■ Short problem ■
Look through the data below. Pick out the lines holding the string "screenshot".

■ Exercise input ■
# # # # #

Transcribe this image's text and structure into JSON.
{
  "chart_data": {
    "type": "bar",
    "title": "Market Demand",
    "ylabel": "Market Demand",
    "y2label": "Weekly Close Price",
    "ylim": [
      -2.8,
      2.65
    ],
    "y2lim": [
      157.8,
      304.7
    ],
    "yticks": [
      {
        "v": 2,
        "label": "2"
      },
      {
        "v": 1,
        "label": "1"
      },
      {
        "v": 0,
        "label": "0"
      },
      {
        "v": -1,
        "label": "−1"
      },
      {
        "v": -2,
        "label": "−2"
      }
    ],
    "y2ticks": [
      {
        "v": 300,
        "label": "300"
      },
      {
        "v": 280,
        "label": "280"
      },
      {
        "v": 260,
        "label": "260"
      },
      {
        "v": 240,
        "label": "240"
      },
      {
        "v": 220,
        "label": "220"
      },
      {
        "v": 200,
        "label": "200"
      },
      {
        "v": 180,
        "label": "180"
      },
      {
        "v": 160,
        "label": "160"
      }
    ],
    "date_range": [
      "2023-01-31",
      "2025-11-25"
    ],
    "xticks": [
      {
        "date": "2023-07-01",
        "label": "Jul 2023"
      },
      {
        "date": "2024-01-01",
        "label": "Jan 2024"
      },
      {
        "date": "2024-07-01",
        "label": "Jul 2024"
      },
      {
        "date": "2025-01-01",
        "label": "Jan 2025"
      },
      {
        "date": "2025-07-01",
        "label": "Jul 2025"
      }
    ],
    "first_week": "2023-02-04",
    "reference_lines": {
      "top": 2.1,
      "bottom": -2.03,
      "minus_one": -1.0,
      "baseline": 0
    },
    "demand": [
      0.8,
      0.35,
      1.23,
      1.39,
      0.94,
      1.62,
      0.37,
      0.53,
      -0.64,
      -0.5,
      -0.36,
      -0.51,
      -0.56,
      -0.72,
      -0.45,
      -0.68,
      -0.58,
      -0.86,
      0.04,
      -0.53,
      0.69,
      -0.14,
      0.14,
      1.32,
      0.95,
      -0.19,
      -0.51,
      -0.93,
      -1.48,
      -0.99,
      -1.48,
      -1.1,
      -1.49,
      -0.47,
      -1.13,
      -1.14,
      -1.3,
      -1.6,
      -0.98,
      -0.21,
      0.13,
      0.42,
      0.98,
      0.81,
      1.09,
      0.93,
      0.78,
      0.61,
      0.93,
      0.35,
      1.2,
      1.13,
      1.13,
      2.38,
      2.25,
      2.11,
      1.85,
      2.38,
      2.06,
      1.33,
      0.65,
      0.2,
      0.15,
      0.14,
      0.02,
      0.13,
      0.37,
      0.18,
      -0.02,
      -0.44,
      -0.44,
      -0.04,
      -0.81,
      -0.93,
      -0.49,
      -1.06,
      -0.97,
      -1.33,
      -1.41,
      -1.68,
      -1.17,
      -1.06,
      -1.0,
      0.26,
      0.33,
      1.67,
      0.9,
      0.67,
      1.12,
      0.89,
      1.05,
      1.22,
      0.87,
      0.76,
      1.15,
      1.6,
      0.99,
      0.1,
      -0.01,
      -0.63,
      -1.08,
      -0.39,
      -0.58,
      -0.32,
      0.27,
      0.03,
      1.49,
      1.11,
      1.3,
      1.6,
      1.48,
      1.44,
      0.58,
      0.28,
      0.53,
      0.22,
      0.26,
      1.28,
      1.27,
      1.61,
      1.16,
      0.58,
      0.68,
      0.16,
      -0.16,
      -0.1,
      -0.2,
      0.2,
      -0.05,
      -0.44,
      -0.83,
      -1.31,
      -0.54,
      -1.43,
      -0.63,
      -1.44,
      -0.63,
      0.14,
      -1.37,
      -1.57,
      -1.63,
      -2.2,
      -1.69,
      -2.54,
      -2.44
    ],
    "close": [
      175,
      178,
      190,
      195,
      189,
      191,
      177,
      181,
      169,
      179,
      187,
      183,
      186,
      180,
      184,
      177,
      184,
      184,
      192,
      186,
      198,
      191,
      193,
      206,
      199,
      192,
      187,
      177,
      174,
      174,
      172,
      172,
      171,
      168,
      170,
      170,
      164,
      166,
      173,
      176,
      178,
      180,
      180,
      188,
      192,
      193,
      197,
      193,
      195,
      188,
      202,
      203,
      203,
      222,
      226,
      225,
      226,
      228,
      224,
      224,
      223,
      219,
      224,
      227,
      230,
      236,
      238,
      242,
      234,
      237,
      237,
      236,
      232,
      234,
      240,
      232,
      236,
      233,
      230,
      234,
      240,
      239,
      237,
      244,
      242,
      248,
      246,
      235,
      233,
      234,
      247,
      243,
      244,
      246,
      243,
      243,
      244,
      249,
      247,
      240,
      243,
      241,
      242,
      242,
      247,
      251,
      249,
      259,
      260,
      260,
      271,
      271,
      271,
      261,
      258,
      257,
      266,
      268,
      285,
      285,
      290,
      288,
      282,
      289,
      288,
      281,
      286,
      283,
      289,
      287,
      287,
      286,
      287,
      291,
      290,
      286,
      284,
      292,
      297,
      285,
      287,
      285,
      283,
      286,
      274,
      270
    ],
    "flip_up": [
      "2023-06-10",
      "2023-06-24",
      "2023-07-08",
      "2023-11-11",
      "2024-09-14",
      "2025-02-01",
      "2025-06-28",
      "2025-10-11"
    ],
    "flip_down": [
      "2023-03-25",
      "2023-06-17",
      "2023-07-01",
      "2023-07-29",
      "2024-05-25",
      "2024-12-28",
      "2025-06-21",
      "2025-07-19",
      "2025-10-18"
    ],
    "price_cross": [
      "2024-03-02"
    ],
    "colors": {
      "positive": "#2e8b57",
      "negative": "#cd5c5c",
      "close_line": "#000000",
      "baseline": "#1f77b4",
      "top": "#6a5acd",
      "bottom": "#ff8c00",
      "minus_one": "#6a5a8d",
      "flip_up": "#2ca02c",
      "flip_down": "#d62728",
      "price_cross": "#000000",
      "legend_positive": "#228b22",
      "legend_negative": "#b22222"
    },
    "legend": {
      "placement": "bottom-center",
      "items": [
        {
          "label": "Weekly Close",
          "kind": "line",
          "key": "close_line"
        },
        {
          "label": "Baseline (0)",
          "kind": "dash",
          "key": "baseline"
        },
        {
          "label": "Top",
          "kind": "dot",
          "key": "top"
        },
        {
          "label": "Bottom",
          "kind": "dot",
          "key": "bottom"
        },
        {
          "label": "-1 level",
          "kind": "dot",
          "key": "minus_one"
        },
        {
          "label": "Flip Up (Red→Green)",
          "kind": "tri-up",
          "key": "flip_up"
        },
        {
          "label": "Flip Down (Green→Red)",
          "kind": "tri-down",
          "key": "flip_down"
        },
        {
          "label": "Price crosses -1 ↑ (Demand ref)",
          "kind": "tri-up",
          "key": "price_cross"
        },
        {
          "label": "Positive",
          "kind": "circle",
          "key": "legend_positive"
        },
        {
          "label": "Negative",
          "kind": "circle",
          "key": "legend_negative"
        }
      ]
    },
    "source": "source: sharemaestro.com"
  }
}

# # # # #

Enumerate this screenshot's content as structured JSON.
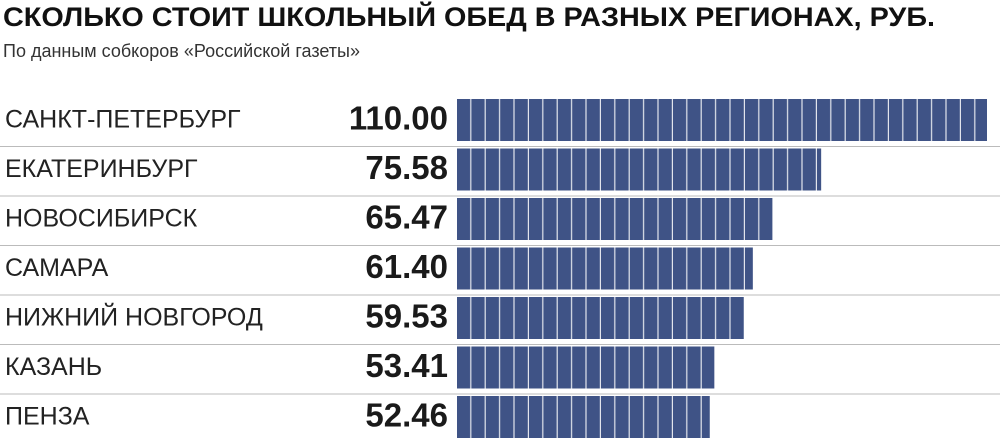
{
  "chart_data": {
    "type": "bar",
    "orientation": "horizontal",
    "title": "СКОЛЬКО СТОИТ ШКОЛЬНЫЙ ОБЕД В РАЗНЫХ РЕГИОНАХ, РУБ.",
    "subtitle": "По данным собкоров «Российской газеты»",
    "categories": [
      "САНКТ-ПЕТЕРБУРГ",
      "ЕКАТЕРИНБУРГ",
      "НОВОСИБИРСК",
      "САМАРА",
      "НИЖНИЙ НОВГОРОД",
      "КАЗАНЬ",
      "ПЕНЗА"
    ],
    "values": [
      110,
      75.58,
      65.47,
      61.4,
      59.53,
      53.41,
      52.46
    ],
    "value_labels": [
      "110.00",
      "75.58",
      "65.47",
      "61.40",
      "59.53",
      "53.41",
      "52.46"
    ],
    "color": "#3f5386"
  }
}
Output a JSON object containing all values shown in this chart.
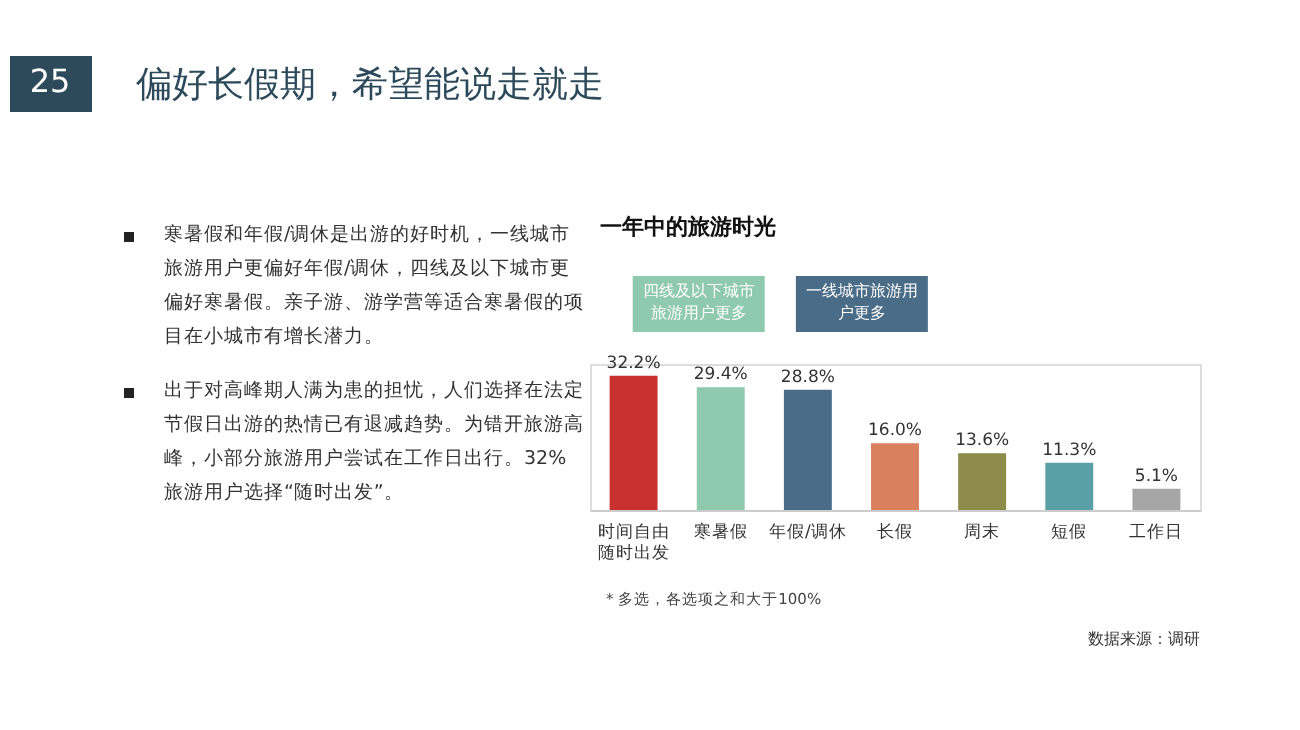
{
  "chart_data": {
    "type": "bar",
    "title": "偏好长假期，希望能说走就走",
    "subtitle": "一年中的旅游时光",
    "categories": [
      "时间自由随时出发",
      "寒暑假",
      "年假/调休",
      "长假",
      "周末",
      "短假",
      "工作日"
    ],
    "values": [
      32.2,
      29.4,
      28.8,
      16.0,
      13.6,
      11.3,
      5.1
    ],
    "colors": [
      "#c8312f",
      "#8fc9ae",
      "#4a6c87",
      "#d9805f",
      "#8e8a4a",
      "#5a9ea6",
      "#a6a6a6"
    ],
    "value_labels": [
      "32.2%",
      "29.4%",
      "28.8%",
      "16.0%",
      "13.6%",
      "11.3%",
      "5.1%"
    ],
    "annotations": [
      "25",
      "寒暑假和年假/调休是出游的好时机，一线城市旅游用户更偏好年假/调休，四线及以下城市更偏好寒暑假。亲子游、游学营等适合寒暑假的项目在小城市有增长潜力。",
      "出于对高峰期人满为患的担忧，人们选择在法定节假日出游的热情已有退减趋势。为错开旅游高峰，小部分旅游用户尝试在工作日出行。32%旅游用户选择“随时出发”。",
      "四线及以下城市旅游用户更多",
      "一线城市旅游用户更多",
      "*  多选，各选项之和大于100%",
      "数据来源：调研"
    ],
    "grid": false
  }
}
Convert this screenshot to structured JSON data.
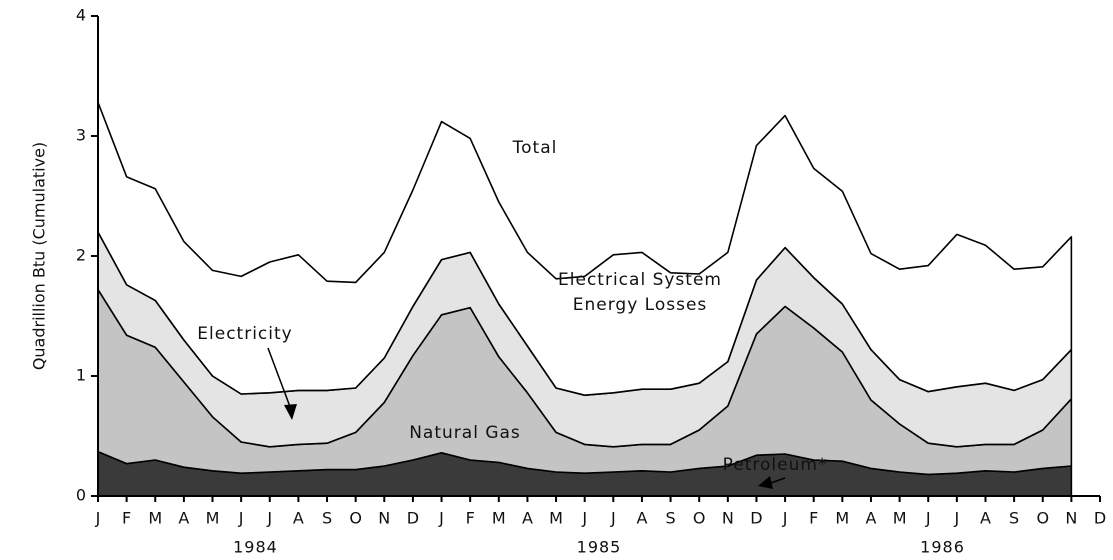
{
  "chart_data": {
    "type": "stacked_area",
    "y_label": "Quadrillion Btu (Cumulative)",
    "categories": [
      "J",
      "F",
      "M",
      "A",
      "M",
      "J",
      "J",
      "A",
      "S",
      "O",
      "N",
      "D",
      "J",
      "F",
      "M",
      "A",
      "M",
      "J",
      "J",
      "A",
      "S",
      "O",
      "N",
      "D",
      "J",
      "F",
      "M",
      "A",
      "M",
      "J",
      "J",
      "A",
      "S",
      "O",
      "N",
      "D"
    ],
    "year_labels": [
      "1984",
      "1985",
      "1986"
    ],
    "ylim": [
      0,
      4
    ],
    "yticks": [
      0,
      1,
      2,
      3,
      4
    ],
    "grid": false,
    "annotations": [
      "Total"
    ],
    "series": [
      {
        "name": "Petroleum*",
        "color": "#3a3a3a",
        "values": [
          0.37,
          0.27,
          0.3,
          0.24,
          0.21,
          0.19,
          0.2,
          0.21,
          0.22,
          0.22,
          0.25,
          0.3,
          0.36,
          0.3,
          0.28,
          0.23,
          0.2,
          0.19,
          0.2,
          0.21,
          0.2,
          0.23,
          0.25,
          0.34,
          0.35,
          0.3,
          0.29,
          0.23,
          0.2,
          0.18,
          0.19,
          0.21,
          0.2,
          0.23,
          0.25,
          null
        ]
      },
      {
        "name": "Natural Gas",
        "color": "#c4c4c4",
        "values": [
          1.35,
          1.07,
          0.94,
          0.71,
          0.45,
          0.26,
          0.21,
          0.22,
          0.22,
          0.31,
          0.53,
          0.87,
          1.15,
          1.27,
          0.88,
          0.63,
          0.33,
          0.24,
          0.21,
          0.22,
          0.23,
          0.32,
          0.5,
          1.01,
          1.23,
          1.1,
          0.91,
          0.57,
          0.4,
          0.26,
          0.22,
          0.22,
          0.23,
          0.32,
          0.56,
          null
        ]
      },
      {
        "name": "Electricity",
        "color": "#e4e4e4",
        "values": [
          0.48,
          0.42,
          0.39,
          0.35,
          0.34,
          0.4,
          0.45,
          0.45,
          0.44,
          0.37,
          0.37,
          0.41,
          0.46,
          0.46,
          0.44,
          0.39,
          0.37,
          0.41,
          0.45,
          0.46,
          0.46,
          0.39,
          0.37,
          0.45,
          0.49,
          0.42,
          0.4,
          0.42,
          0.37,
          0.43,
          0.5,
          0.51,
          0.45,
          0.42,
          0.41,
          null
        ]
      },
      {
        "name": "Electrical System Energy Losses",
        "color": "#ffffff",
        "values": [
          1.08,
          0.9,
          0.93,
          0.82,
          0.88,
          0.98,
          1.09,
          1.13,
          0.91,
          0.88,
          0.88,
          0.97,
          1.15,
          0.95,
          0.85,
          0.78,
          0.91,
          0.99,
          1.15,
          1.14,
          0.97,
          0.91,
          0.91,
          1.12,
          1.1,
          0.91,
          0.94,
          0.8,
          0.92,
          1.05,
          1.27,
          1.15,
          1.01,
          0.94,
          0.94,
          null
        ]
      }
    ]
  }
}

# # # # #

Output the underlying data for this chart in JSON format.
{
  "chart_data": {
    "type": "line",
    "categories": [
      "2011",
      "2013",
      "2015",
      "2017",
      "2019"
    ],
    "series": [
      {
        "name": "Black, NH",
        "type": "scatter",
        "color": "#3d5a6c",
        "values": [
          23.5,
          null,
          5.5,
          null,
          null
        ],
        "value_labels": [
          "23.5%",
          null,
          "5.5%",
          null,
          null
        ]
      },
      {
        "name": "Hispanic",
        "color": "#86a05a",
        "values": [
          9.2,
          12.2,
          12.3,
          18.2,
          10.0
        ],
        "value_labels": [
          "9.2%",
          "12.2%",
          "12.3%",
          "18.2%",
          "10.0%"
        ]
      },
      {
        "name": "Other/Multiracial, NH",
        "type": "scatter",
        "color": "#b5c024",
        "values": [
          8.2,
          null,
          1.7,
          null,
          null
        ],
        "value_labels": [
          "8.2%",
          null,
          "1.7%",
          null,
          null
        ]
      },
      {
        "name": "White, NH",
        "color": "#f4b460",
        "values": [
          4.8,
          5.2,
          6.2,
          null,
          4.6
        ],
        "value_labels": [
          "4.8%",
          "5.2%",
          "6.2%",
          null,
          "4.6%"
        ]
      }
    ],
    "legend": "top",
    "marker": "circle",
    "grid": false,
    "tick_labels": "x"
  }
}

# # # # #

■ Full answer ■
Enumerate this screenshot's content as structured JSON.
Convert this screenshot to structured JSON data.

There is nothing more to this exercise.